* What the task asks:
Every line containing the word "plane" needs to be found and copied.

-- begin Dataset entries --

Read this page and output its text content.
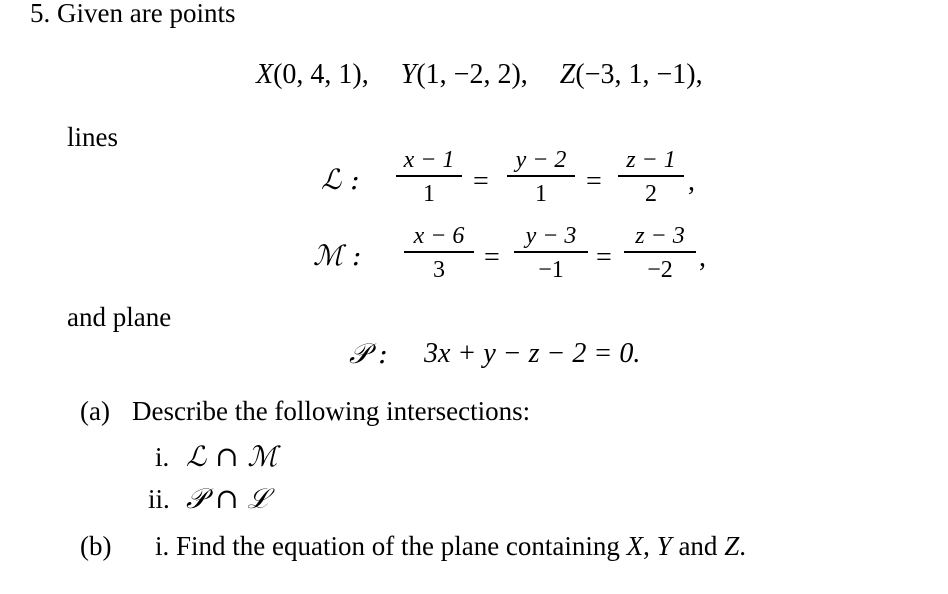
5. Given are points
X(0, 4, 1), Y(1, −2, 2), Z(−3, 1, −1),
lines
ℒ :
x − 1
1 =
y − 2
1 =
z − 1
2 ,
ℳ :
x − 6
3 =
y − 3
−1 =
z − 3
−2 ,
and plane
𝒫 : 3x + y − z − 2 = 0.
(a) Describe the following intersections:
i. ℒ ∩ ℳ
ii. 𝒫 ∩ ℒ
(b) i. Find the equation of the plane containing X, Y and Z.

-- end Dataset entries --

* Task response:
and plane
(b) i. Find the equation of the plane containing X, Y and Z.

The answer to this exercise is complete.